**Exercise aim:** Give the number of lines in the listing that contain the word "purple", and nothing besides.

START Material shown

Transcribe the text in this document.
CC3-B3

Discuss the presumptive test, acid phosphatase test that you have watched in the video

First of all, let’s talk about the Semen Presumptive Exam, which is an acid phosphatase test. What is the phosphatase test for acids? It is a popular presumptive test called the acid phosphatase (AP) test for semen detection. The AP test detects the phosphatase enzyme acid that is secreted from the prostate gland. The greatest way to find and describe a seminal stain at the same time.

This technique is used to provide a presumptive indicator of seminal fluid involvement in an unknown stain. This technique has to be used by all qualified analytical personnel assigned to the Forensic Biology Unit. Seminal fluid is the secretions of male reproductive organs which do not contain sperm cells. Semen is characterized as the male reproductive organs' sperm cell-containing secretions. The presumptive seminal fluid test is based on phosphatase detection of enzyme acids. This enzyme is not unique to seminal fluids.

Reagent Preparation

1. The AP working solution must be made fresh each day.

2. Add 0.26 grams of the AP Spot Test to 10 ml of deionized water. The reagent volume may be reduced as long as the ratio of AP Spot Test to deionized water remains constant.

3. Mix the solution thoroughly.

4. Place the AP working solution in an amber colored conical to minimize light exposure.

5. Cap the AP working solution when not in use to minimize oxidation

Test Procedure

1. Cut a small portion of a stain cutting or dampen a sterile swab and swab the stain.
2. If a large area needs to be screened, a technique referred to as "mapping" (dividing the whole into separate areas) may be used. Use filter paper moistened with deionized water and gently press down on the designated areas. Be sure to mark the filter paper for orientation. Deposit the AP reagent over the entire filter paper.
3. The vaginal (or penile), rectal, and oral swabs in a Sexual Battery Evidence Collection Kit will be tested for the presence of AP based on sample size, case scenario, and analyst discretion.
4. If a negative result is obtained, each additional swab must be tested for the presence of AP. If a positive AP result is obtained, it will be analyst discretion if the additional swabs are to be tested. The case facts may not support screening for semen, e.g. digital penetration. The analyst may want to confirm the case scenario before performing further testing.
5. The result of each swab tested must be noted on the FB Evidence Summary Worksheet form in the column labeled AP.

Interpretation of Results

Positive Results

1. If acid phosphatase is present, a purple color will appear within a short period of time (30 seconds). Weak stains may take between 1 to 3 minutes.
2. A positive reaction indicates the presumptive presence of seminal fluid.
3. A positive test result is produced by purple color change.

END Material shown

**Exercise answer:** 2